### Written request
Transcribe the material in full. Nothing should differ except that the pictures are left out.

____ The records

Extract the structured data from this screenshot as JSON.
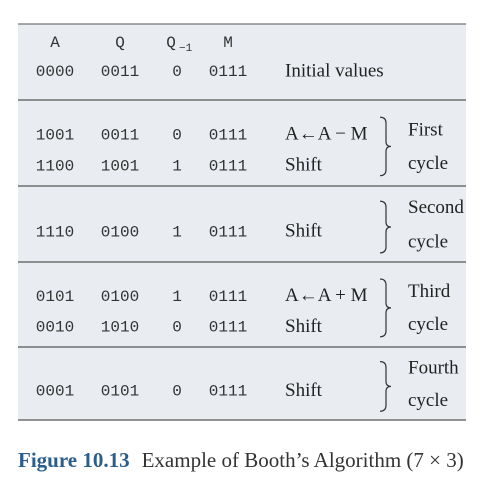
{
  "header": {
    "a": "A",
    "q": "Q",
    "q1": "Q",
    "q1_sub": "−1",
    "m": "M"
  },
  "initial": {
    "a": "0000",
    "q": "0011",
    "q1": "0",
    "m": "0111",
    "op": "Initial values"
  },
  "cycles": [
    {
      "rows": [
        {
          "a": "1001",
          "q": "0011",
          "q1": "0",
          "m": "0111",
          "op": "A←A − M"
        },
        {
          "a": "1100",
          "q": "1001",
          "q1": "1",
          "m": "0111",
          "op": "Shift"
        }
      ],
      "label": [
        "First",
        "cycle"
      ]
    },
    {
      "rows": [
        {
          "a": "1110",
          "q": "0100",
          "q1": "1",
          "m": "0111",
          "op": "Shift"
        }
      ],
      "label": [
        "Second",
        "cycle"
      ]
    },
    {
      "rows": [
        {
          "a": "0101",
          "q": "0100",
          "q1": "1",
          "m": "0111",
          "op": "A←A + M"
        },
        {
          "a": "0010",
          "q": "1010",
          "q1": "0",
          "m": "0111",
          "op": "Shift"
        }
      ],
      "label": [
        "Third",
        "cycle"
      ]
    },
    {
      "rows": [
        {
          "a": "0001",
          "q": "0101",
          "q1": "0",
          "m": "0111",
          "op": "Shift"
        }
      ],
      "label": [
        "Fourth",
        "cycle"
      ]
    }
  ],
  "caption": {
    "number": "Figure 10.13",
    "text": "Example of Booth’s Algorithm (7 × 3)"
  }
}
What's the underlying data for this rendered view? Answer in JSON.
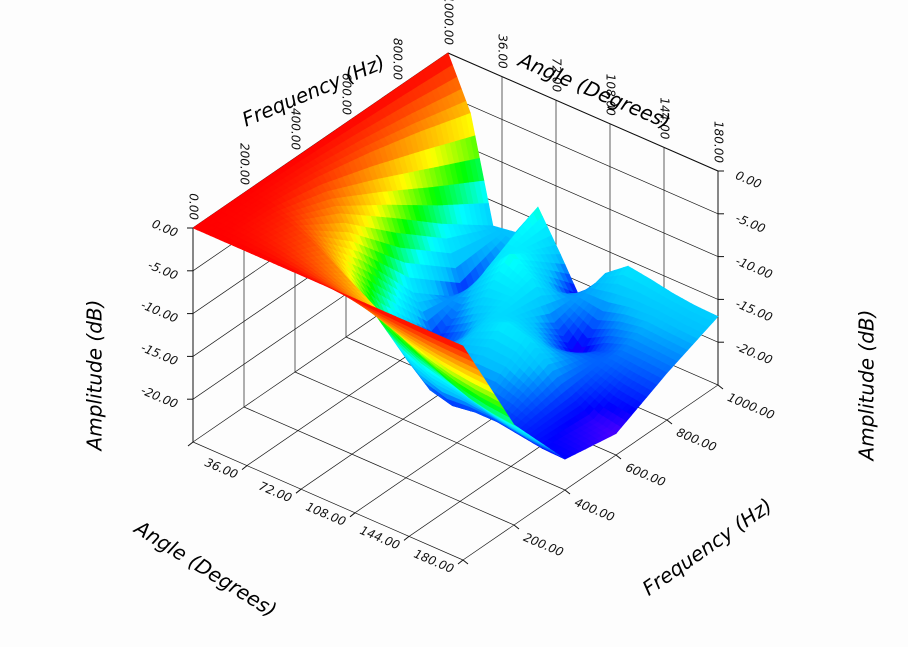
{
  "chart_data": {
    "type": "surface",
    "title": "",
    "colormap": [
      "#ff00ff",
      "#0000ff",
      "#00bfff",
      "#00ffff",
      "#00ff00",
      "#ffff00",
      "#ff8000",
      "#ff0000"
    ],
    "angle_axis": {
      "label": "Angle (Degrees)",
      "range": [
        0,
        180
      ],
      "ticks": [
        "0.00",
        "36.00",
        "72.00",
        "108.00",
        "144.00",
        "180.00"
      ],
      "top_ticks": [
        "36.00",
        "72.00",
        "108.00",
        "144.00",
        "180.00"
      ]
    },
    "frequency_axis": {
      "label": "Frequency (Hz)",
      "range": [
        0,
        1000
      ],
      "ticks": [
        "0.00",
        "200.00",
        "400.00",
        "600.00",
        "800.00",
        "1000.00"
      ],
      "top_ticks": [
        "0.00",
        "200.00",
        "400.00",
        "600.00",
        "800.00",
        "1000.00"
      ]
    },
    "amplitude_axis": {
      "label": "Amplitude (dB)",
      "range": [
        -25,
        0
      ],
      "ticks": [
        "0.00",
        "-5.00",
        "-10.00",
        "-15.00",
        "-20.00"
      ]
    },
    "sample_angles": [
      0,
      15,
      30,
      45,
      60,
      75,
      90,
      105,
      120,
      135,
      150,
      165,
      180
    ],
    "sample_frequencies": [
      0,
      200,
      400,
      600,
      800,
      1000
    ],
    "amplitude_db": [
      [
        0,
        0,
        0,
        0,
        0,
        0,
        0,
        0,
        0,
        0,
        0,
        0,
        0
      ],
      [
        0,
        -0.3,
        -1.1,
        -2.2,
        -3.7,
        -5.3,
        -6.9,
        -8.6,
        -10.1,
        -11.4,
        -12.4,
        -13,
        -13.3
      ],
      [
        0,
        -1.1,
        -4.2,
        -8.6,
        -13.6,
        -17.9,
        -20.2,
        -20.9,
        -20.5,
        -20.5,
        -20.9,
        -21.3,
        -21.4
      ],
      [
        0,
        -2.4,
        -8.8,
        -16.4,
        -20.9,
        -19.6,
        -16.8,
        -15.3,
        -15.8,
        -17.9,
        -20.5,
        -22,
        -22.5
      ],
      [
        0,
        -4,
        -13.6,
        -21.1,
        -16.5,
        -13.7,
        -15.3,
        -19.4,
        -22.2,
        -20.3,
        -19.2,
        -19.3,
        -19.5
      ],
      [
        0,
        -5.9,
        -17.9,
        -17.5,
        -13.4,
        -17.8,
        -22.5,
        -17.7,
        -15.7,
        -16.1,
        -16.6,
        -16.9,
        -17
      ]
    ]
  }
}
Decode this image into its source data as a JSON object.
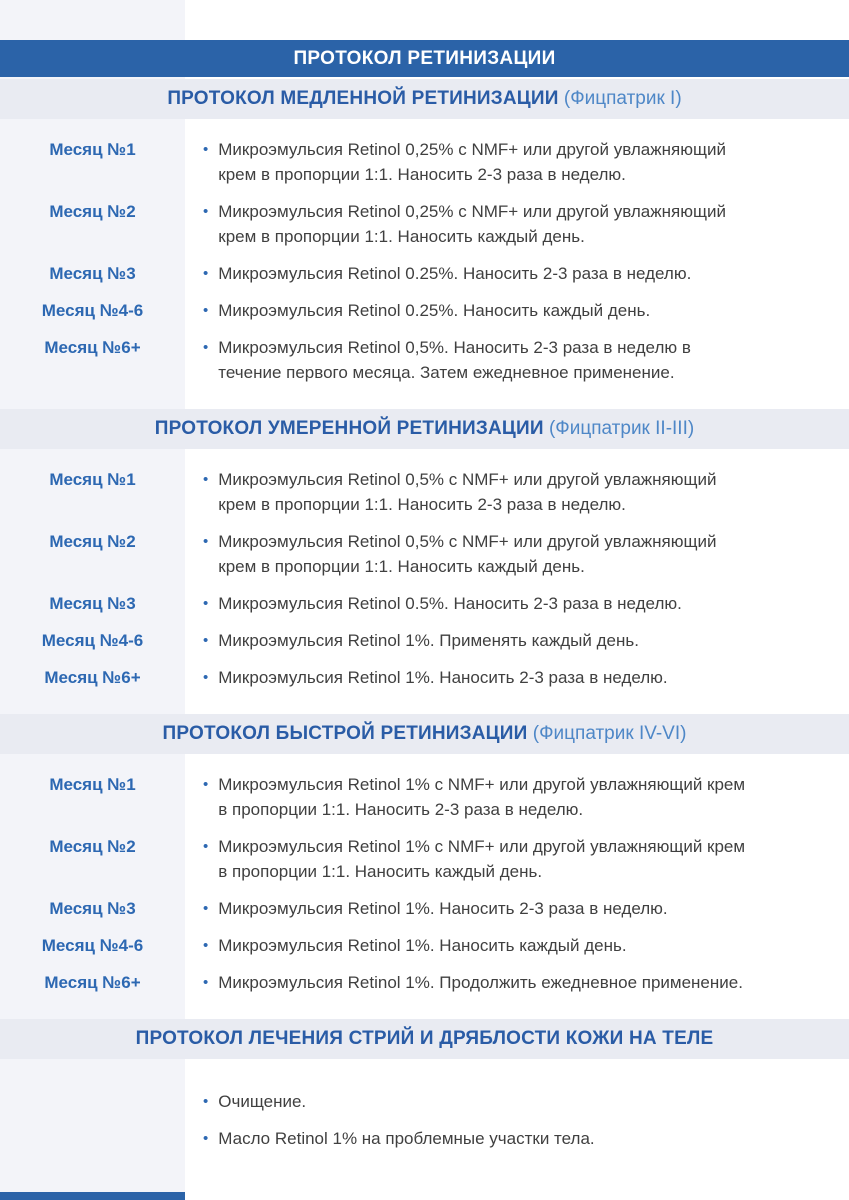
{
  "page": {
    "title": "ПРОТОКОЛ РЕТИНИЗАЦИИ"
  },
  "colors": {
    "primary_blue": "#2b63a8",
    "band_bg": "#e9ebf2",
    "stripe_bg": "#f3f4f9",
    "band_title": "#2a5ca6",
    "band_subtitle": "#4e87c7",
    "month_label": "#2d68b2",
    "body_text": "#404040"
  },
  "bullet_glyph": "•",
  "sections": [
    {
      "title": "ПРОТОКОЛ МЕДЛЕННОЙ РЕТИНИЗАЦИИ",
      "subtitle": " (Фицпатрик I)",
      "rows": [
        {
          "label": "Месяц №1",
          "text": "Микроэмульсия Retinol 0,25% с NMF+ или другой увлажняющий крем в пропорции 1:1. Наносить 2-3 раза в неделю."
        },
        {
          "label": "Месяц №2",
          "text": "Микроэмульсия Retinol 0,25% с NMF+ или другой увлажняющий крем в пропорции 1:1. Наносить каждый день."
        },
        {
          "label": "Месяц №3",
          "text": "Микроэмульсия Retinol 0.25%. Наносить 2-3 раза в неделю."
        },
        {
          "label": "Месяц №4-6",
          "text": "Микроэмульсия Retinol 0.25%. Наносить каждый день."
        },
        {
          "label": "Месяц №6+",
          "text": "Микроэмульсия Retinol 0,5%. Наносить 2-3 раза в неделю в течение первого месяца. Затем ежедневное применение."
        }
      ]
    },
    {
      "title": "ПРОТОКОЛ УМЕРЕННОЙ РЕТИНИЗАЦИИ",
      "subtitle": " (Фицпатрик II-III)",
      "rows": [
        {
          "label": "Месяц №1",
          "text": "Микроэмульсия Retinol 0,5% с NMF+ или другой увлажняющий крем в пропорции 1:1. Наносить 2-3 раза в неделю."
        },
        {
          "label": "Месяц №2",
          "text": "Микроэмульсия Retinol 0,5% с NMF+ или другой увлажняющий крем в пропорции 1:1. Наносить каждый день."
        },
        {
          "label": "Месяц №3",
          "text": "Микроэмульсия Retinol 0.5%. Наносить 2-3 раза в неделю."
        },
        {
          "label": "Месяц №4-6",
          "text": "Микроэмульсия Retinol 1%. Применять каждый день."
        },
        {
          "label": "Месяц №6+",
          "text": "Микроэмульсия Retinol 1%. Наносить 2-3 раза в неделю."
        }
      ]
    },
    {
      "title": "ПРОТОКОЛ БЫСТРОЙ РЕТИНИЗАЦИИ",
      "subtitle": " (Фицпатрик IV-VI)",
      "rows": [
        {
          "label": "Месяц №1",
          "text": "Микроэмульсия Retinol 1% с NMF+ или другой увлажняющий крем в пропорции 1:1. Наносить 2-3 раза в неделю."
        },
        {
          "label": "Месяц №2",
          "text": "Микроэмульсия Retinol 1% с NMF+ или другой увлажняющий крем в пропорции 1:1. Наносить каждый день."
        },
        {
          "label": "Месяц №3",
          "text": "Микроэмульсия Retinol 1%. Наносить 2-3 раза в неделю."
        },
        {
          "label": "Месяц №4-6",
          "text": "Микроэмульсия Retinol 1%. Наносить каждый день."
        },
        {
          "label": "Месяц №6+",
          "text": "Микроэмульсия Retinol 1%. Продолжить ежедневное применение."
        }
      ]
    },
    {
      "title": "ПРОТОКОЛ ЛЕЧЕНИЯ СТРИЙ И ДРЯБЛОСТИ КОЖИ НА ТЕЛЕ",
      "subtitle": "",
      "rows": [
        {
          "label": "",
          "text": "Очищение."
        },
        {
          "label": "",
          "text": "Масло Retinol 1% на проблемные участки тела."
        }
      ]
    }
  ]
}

________

### Result
Extract the structured data from this screenshot as JSON.
{
  "header": {
    "a": "A",
    "q": "Q",
    "q1": "Q",
    "q1_sub": "−1",
    "m": "M"
  },
  "initial": {
    "a": "0000",
    "q": "0011",
    "q1": "0",
    "m": "0111",
    "op": "Initial values"
  },
  "cycles": [
    {
      "rows": [
        {
          "a": "1001",
          "q": "0011",
          "q1": "0",
          "m": "0111",
          "op": "A←A − M"
        },
        {
          "a": "1100",
          "q": "1001",
          "q1": "1",
          "m": "0111",
          "op": "Shift"
        }
      ],
      "label": [
        "First",
        "cycle"
      ]
    },
    {
      "rows": [
        {
          "a": "1110",
          "q": "0100",
          "q1": "1",
          "m": "0111",
          "op": "Shift"
        }
      ],
      "label": [
        "Second",
        "cycle"
      ]
    },
    {
      "rows": [
        {
          "a": "0101",
          "q": "0100",
          "q1": "1",
          "m": "0111",
          "op": "A←A + M"
        },
        {
          "a": "0010",
          "q": "1010",
          "q1": "0",
          "m": "0111",
          "op": "Shift"
        }
      ],
      "label": [
        "Third",
        "cycle"
      ]
    },
    {
      "rows": [
        {
          "a": "0001",
          "q": "0101",
          "q1": "0",
          "m": "0111",
          "op": "Shift"
        }
      ],
      "label": [
        "Fourth",
        "cycle"
      ]
    }
  ],
  "caption": {
    "number": "Figure 10.13",
    "text": "Example of Booth’s Algorithm (7 × 3)"
  }
}
What's the underlying data for this rendered view? Answer in JSON.
{
  "chart_data": {
    "type": "surface",
    "title": "",
    "colormap": [
      "#ff00ff",
      "#0000ff",
      "#00bfff",
      "#00ffff",
      "#00ff00",
      "#ffff00",
      "#ff8000",
      "#ff0000"
    ],
    "angle_axis": {
      "label": "Angle (Degrees)",
      "range": [
        0,
        180
      ],
      "ticks": [
        "0.00",
        "36.00",
        "72.00",
        "108.00",
        "144.00",
        "180.00"
      ],
      "top_ticks": [
        "36.00",
        "72.00",
        "108.00",
        "144.00",
        "180.00"
      ]
    },
    "frequency_axis": {
      "label": "Frequency (Hz)",
      "range": [
        0,
        1000
      ],
      "ticks": [
        "0.00",
        "200.00",
        "400.00",
        "600.00",
        "800.00",
        "1000.00"
      ],
      "top_ticks": [
        "0.00",
        "200.00",
        "400.00",
        "600.00",
        "800.00",
        "1000.00"
      ]
    },
    "amplitude_axis": {
      "label": "Amplitude (dB)",
      "range": [
        -25,
        0
      ],
      "ticks": [
        "0.00",
        "-5.00",
        "-10.00",
        "-15.00",
        "-20.00"
      ]
    },
    "sample_angles": [
      0,
      15,
      30,
      45,
      60,
      75,
      90,
      105,
      120,
      135,
      150,
      165,
      180
    ],
    "sample_frequencies": [
      0,
      200,
      400,
      600,
      800,
      1000
    ],
    "amplitude_db": [
      [
        0,
        0,
        0,
        0,
        0,
        0,
        0,
        0,
        0,
        0,
        0,
        0,
        0
      ],
      [
        0,
        -0.3,
        -1.1,
        -2.2,
        -3.7,
        -5.3,
        -6.9,
        -8.6,
        -10.1,
        -11.4,
        -12.4,
        -13,
        -13.3
      ],
      [
        0,
        -1.1,
        -4.2,
        -8.6,
        -13.6,
        -17.9,
        -20.2,
        -20.9,
        -20.5,
        -20.5,
        -20.9,
        -21.3,
        -21.4
      ],
      [
        0,
        -2.4,
        -8.8,
        -16.4,
        -20.9,
        -19.6,
        -16.8,
        -15.3,
        -15.8,
        -17.9,
        -20.5,
        -22,
        -22.5
      ],
      [
        0,
        -4,
        -13.6,
        -21.1,
        -16.5,
        -13.7,
        -15.3,
        -19.4,
        -22.2,
        -20.3,
        -19.2,
        -19.3,
        -19.5
      ],
      [
        0,
        -5.9,
        -17.9,
        -17.5,
        -13.4,
        -17.8,
        -22.5,
        -17.7,
        -15.7,
        -16.1,
        -16.6,
        -16.9,
        -17
      ]
    ]
  }
}
Decode this image into its source data as a JSON object.
{
  "page": {
    "title": "ПРОТОКОЛ РЕТИНИЗАЦИИ"
  },
  "colors": {
    "primary_blue": "#2b63a8",
    "band_bg": "#e9ebf2",
    "stripe_bg": "#f3f4f9",
    "band_title": "#2a5ca6",
    "band_subtitle": "#4e87c7",
    "month_label": "#2d68b2",
    "body_text": "#404040"
  },
  "bullet_glyph": "•",
  "sections": [
    {
      "title": "ПРОТОКОЛ МЕДЛЕННОЙ РЕТИНИЗАЦИИ",
      "subtitle": " (Фицпатрик I)",
      "rows": [
        {
          "label": "Месяц №1",
          "text": "Микроэмульсия Retinol 0,25% с NMF+ или другой увлажняющий крем в пропорции 1:1. Наносить 2-3 раза в неделю."
        },
        {
          "label": "Месяц №2",
          "text": "Микроэмульсия Retinol 0,25% с NMF+ или другой увлажняющий крем в пропорции 1:1. Наносить каждый день."
        },
        {
          "label": "Месяц №3",
          "text": "Микроэмульсия Retinol 0.25%. Наносить 2-3 раза в неделю."
        },
        {
          "label": "Месяц №4-6",
          "text": "Микроэмульсия Retinol 0.25%. Наносить каждый день."
        },
        {
          "label": "Месяц №6+",
          "text": "Микроэмульсия Retinol 0,5%. Наносить 2-3 раза в неделю в течение первого месяца. Затем ежедневное применение."
        }
      ]
    },
    {
      "title": "ПРОТОКОЛ УМЕРЕННОЙ РЕТИНИЗАЦИИ",
      "subtitle": " (Фицпатрик II-III)",
      "rows": [
        {
          "label": "Месяц №1",
          "text": "Микроэмульсия Retinol 0,5% с NMF+ или другой увлажняющий крем в пропорции 1:1. Наносить 2-3 раза в неделю."
        },
        {
          "label": "Месяц №2",
          "text": "Микроэмульсия Retinol 0,5% с NMF+ или другой увлажняющий крем в пропорции 1:1. Наносить каждый день."
        },
        {
          "label": "Месяц №3",
          "text": "Микроэмульсия Retinol 0.5%. Наносить 2-3 раза в неделю."
        },
        {
          "label": "Месяц №4-6",
          "text": "Микроэмульсия Retinol 1%. Применять каждый день."
        },
        {
          "label": "Месяц №6+",
          "text": "Микроэмульсия Retinol 1%. Наносить 2-3 раза в неделю."
        }
      ]
    },
    {
      "title": "ПРОТОКОЛ БЫСТРОЙ РЕТИНИЗАЦИИ",
      "subtitle": " (Фицпатрик IV-VI)",
      "rows": [
        {
          "label": "Месяц №1",
          "text": "Микроэмульсия Retinol 1% с NMF+ или другой увлажняющий крем в пропорции 1:1. Наносить 2-3 раза в неделю."
        },
        {
          "label": "Месяц №2",
          "text": "Микроэмульсия Retinol 1% с NMF+ или другой увлажняющий крем в пропорции 1:1. Наносить каждый день."
        },
        {
          "label": "Месяц №3",
          "text": "Микроэмульсия Retinol 1%. Наносить 2-3 раза в неделю."
        },
        {
          "label": "Месяц №4-6",
          "text": "Микроэмульсия Retinol 1%. Наносить каждый день."
        },
        {
          "label": "Месяц №6+",
          "text": "Микроэмульсия Retinol 1%. Продолжить ежедневное применение."
        }
      ]
    },
    {
      "title": "ПРОТОКОЛ ЛЕЧЕНИЯ СТРИЙ И ДРЯБЛОСТИ КОЖИ НА ТЕЛЕ",
      "subtitle": "",
      "rows": [
        {
          "label": "",
          "text": "Очищение."
        },
        {
          "label": "",
          "text": "Масло Retinol 1% на проблемные участки тела."
        }
      ]
    }
  ]
}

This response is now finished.